>> Start

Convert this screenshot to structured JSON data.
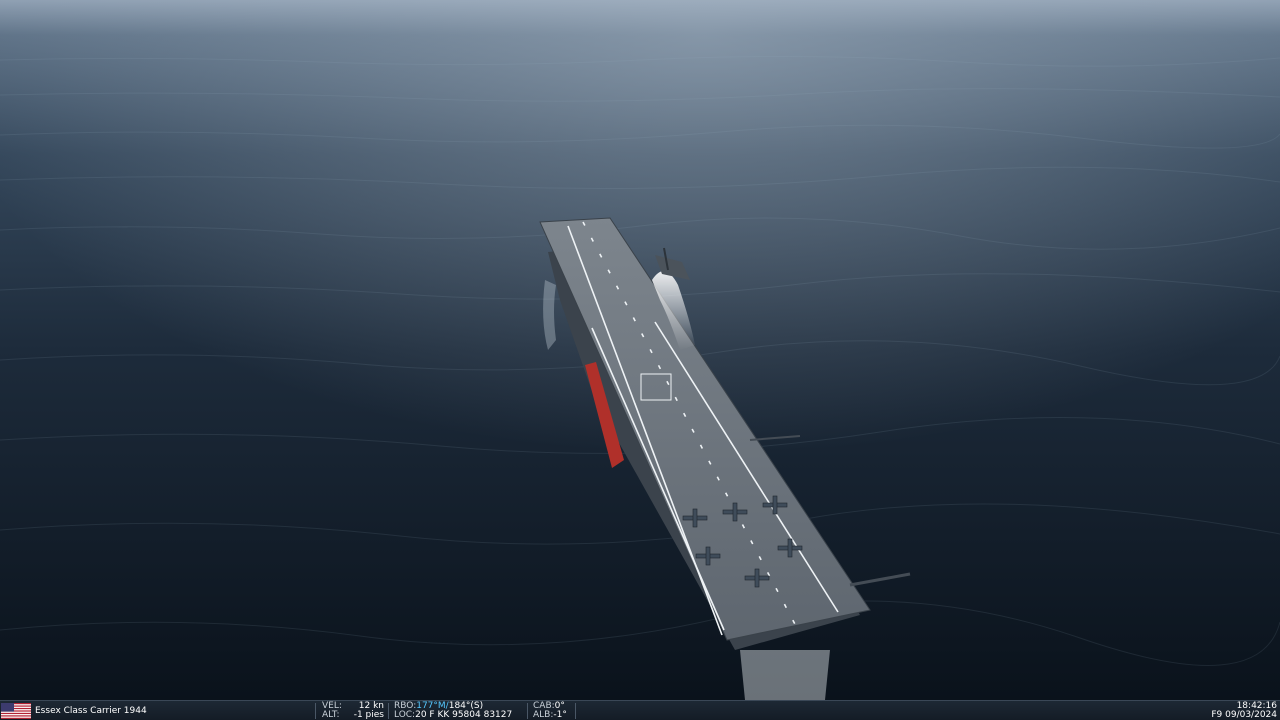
{
  "status": {
    "unit_name": "Essex Class Carrier 1944",
    "flag": "us-flag-icon",
    "vel_label": "VEL:",
    "vel_value": "12 kn",
    "alt_label": "ALT:",
    "alt_value": "-1 pies",
    "rbo_label": "RBO:",
    "rbo_mag": "177°M/",
    "rbo_true": "184°(S)",
    "loc_label": "LOC:",
    "loc_value": "20 F KK 95804 83127",
    "cab_label": "CAB:",
    "cab_value": "0°",
    "alb_label": "ALB:",
    "alb_value": "-1°",
    "time": "18:42:16",
    "date": "F9 09/03/2024"
  },
  "colors": {
    "sea": "#1a2a3a",
    "deck": "#6f7780",
    "hull_red": "#b0302a",
    "status_bg": "#1a2430",
    "highlight": "#56c8ff"
  }
}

>> End

TASK STATEMENT — Copy the material shown above in full and exactly. Skip the pictures.

SOLVED PROBLEM —
Convert this screenshot to structured JSON data.
{
  "status": {
    "unit_name": "Essex Class Carrier 1944",
    "flag": "us-flag-icon",
    "vel_label": "VEL:",
    "vel_value": "12 kn",
    "alt_label": "ALT:",
    "alt_value": "-1 pies",
    "rbo_label": "RBO:",
    "rbo_mag": "177°M/",
    "rbo_true": "184°(S)",
    "loc_label": "LOC:",
    "loc_value": "20 F KK 95804 83127",
    "cab_label": "CAB:",
    "cab_value": "0°",
    "alb_label": "ALB:",
    "alb_value": "-1°",
    "time": "18:42:16",
    "date": "F9 09/03/2024"
  },
  "colors": {
    "sea": "#1a2a3a",
    "deck": "#6f7780",
    "hull_red": "#b0302a",
    "status_bg": "#1a2430",
    "highlight": "#56c8ff"
  }
}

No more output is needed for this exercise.